● Texto fornecido:
* * *

Serrano também lembrou a questão da presunção da inocência. “Teve ministro que alegou que ‘o ordinário se presume e o extraordinário há que se provar’. Mas o ordinário é a presunção de inocência. A culpa, sim, precisa ser provada”, diz. “A doutrina do Domínio do Fato foi usada de forma equivocada em vários momentos, o que foi apontado pelo próprio teórico alemão que a criou. Foi uma ‘festa da cocada’: um ano atrás, foi decidido que o Judiciário não poderia cassar mandatos, que isso caberia ao Legislativo. Agora, mudou de opinião, somente neste caso”.
O acadêmico ainda criticou a falta de coerência do Judiciário no caso. “Uma decisão dada para o caso do mensalão tucano foi negada para a ação penal 470. O cidadão tem direito a um Judiciário coerente. Em três semanas, não se pode dar decisões contraditórias para dois casos”, diz.
Os rumos da democracia no país
Na avaliação de Serrano, a decisão tomada nesta segunda-feira pelo Supremo Tribunal Federal (de cassar mandatos políticos, papel atribuído ao Poder Legislativo) é “de rasgar o texto constitucional”. “A ginástica feita pelo STF para distorcer a Constituição é um desrespeito à cidadania”, opina.
Paulo Moreira Leite, jornalista da revista Época, concorda. Ele afirma que “seria uma comédia se as consequências não fossem trágicas”. “Este episódio que se consolida hoje é um acontecimento grave e que precisa ser refletido. O ‘mensalão’ não acaba por aqui, pois os setores responsáveis por esse julgamento não suportam apenas o José Dirceu, mas qualquer conquista do povo”, afirma.
Em sua opinião, o ato, além de ser violento, é uma monstruosidade política. Condenar pessoas sem provas, por suposições, não é aceitável, segundo ele. “Não foi um julgamento comum, não foi um caso apenas jurídico. É um caso político. Estamos vivendo um processo de mudanças: a população teve conquistas, como a melhoria da distribuição de renda, sendo que o Brasil poderia ‘ter virado uma Grécia’ durante a crise econômica”, diz. “Somos um país com história colonial e colonizada. Para algumas pessoas, este novo quadro é insuportável”.
Leite mostrou-se preocupado com os rumos da democracia no país. A mensagem do debate, segundo ele, foi a de que temos que esclarecer o caso como jornalistas e como cidadãos, pois o processo deve continuar. “Cheguei aqui, vi todos vocês e vi alguns mais velhos, mais gordos. Mas o movimento que sempre se reagrupa quando a democracia está em risco está presente mais uma vez”, sentenciou, recebendo uma prolongada salva de palmas do público.

* * *

(Entradas de elementos de layout)

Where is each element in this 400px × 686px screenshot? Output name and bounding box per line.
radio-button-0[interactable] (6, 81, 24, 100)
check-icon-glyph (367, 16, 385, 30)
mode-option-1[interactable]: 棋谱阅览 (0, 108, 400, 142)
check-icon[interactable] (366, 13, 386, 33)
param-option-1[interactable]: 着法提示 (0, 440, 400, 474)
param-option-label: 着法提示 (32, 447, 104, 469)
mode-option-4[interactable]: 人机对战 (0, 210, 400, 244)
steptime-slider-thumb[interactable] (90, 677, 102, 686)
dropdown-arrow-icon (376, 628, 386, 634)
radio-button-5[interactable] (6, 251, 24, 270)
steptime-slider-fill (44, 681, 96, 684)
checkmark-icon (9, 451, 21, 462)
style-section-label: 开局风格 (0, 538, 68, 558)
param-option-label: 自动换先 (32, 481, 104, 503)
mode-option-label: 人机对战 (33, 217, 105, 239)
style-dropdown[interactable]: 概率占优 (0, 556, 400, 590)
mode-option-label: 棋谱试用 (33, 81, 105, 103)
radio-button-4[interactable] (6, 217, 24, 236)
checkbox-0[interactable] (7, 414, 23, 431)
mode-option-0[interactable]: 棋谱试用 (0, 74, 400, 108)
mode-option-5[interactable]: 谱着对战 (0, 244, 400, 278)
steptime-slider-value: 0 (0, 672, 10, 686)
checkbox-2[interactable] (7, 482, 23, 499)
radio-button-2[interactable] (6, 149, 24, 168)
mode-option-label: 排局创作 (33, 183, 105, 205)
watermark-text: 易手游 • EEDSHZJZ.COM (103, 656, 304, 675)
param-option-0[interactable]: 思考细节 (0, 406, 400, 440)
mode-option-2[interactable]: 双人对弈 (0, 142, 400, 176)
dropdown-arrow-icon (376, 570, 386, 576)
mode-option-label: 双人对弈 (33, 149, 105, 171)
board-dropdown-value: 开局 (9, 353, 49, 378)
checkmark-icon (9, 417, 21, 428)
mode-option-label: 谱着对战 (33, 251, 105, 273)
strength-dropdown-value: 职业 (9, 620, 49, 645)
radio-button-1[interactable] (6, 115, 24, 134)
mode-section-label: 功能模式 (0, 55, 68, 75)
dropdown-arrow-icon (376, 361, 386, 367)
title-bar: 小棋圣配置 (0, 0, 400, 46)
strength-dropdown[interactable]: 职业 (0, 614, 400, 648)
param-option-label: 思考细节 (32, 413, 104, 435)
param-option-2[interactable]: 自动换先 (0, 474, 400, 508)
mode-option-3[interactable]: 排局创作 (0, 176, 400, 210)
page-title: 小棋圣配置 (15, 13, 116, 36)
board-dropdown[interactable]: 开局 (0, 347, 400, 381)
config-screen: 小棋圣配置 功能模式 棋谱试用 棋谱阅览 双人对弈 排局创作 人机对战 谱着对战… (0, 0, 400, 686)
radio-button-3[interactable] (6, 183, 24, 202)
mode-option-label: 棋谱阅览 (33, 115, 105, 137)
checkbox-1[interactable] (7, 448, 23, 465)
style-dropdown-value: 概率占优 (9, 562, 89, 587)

* * *

● Exercícios:
A. Pode redigitar, sem nenhuma alteração, o trecho do texto sobre o julgamento do mensalão que começa em "Leite mostrou-se preocupado" e termina em "palmas do público."?
B. Como prosseguiria o texto sobre o julgamento do mensalão? Escreva o que vem depois da última frase dele.

● Respostas esperadas:
A.
Leite mostrou-se preocupado com os rumos da democracia no país. A mensagem do debate, segundo ele, foi a de que temos que esclarecer o caso como jornalistas e como cidadãos, pois o processo deve continuar. “Cheguei aqui, vi todos vocês e vi alguns mais velhos, mais gordos. Mas o movimento que sempre se reagrupa quando a democracia está em risco está presente mais uma vez”, sentenciou, recebendo uma prolongada salva de palmas do público.

B.
Raimundo Pereira fez uma breve releitura do caso, desde a acusação inicial, demonstrando todas as contradições e a falta de consistência das acusações ao longo do julgamento. “Nós da revista Retrato do Brasil temos pesquisado intensamente o tema e estamos na quinta matéria, intitulada ‘A prova do erro’ (do STF). Concluímos e demonstramos, por meio de documentos, que o desvio de dinheiro público não existiu”, diz.
Ele compara o obscurantismo do julgamento à caça às bruxas na Idade Média: “O julgamento medieval era assim: você pegava a bruxa, dava um ‘trato’ nela e ela confessava até que havia matado o Papa, mesmo com o Papa vivo. Não necessitava materialidade. Na Idade Moderna, precisa-se provar a materialidade do crime. O mensalão é uma invenção cuja tese central é um desvio do Banco do Brasil, logo, a primeira necessidade é se provar o desvio”.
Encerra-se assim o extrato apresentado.